=== SOURCE DATA ===

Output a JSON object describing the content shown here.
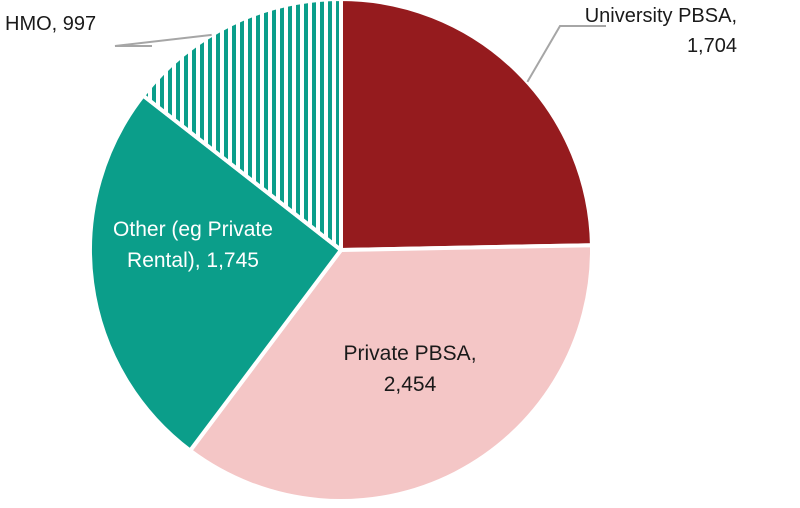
{
  "chart_data": {
    "type": "pie",
    "categories": [
      "University PBSA",
      "Private PBSA",
      "Other (eg Private Rental)",
      "HMO"
    ],
    "values": [
      1704,
      2454,
      1745,
      997
    ],
    "labels": [
      {
        "lines": [
          "University PBSA,",
          "1,704"
        ],
        "color": "#1a1a1a",
        "placement": "outside"
      },
      {
        "lines": [
          "Private PBSA,",
          "2,454"
        ],
        "color": "#1a1a1a",
        "placement": "inside"
      },
      {
        "lines": [
          "Other (eg Private",
          "Rental), 1,745"
        ],
        "color": "#ffffff",
        "placement": "inside"
      },
      {
        "lines": [
          "HMO,  997"
        ],
        "color": "#1a1a1a",
        "placement": "outside"
      }
    ],
    "colors": [
      "#951b1e",
      "#f4c6c6",
      "#0b9e8a",
      "#0b9e8a"
    ],
    "hatched": [
      false,
      false,
      false,
      true
    ],
    "hatch_color": "#0b9e8a",
    "leader_color": "#a6a6a6",
    "start_angle_deg": 0,
    "direction": "clockwise",
    "legend": "none"
  }
}
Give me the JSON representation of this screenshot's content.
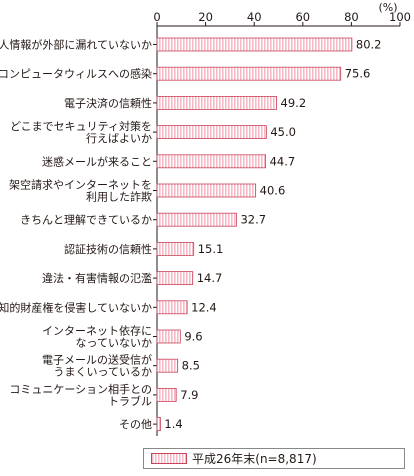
{
  "chart_data": {
    "type": "bar",
    "orientation": "horizontal",
    "unit_label": "(%)",
    "xlim": [
      0,
      100
    ],
    "ticks": [
      0,
      20,
      40,
      60,
      80,
      100
    ],
    "categories": [
      "個人情報が外部に漏れていないか",
      "コンピュータウィルスへの感染",
      "電子決済の信頼性",
      "どこまでセキュリティ対策を\n行えばよいか",
      "迷惑メールが来ること",
      "架空請求やインターネットを\n利用した詐欺",
      "きちんと理解できているか",
      "認証技術の信頼性",
      "違法・有害情報の氾濫",
      "知的財産権を侵害していないか",
      "インターネット依存に\nなっていないか",
      "電子メールの送受信が\nうまくいっているか",
      "コミュニケーション相手との\nトラブル",
      "その他"
    ],
    "series": [
      {
        "name": "平成26年末(n=8,817)",
        "values": [
          80.2,
          75.6,
          49.2,
          45.0,
          44.7,
          40.6,
          32.7,
          15.1,
          14.7,
          12.4,
          9.6,
          8.5,
          7.9,
          1.4
        ]
      }
    ],
    "value_labels": [
      "80.2",
      "75.6",
      "49.2",
      "45.0",
      "44.7",
      "40.6",
      "32.7",
      "15.1",
      "14.7",
      "12.4",
      "9.6",
      "8.5",
      "7.9",
      "1.4"
    ],
    "legend_position": "bottom",
    "grid": false,
    "colors": {
      "bar_fill": "#f6b9c6",
      "bar_stroke": "#c8465a",
      "axis": "#231815",
      "bar_stripe": "#ffffff"
    }
  }
}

===

PROBLEM TO SOLVE
Repeat each entry exactly as given; no pictures belong in the copy.

SOLUTION TO THE EXERCISE
Output a JSON object describing the content shown here.
{
  "chart_data": {
    "type": "pie",
    "categories": [
      "University PBSA",
      "Private PBSA",
      "Other (eg Private Rental)",
      "HMO"
    ],
    "values": [
      1704,
      2454,
      1745,
      997
    ],
    "labels": [
      {
        "lines": [
          "University PBSA,",
          "1,704"
        ],
        "color": "#1a1a1a",
        "placement": "outside"
      },
      {
        "lines": [
          "Private PBSA,",
          "2,454"
        ],
        "color": "#1a1a1a",
        "placement": "inside"
      },
      {
        "lines": [
          "Other (eg Private",
          "Rental), 1,745"
        ],
        "color": "#ffffff",
        "placement": "inside"
      },
      {
        "lines": [
          "HMO,  997"
        ],
        "color": "#1a1a1a",
        "placement": "outside"
      }
    ],
    "colors": [
      "#951b1e",
      "#f4c6c6",
      "#0b9e8a",
      "#0b9e8a"
    ],
    "hatched": [
      false,
      false,
      false,
      true
    ],
    "hatch_color": "#0b9e8a",
    "leader_color": "#a6a6a6",
    "start_angle_deg": 0,
    "direction": "clockwise",
    "legend": "none"
  }
}
Give me the JSON representation of this screenshot's content.
{
  "chart_data": {
    "type": "bar",
    "orientation": "horizontal",
    "unit_label": "(%)",
    "xlim": [
      0,
      100
    ],
    "ticks": [
      0,
      20,
      40,
      60,
      80,
      100
    ],
    "categories": [
      "個人情報が外部に漏れていないか",
      "コンピュータウィルスへの感染",
      "電子決済の信頼性",
      "どこまでセキュリティ対策を\n行えばよいか",
      "迷惑メールが来ること",
      "架空請求やインターネットを\n利用した詐欺",
      "きちんと理解できているか",
      "認証技術の信頼性",
      "違法・有害情報の氾濫",
      "知的財産権を侵害していないか",
      "インターネット依存に\nなっていないか",
      "電子メールの送受信が\nうまくいっているか",
      "コミュニケーション相手との\nトラブル",
      "その他"
    ],
    "series": [
      {
        "name": "平成26年末(n=8,817)",
        "values": [
          80.2,
          75.6,
          49.2,
          45.0,
          44.7,
          40.6,
          32.7,
          15.1,
          14.7,
          12.4,
          9.6,
          8.5,
          7.9,
          1.4
        ]
      }
    ],
    "value_labels": [
      "80.2",
      "75.6",
      "49.2",
      "45.0",
      "44.7",
      "40.6",
      "32.7",
      "15.1",
      "14.7",
      "12.4",
      "9.6",
      "8.5",
      "7.9",
      "1.4"
    ],
    "legend_position": "bottom",
    "grid": false,
    "colors": {
      "bar_fill": "#f6b9c6",
      "bar_stroke": "#c8465a",
      "axis": "#231815",
      "bar_stripe": "#ffffff"
    }
  }
}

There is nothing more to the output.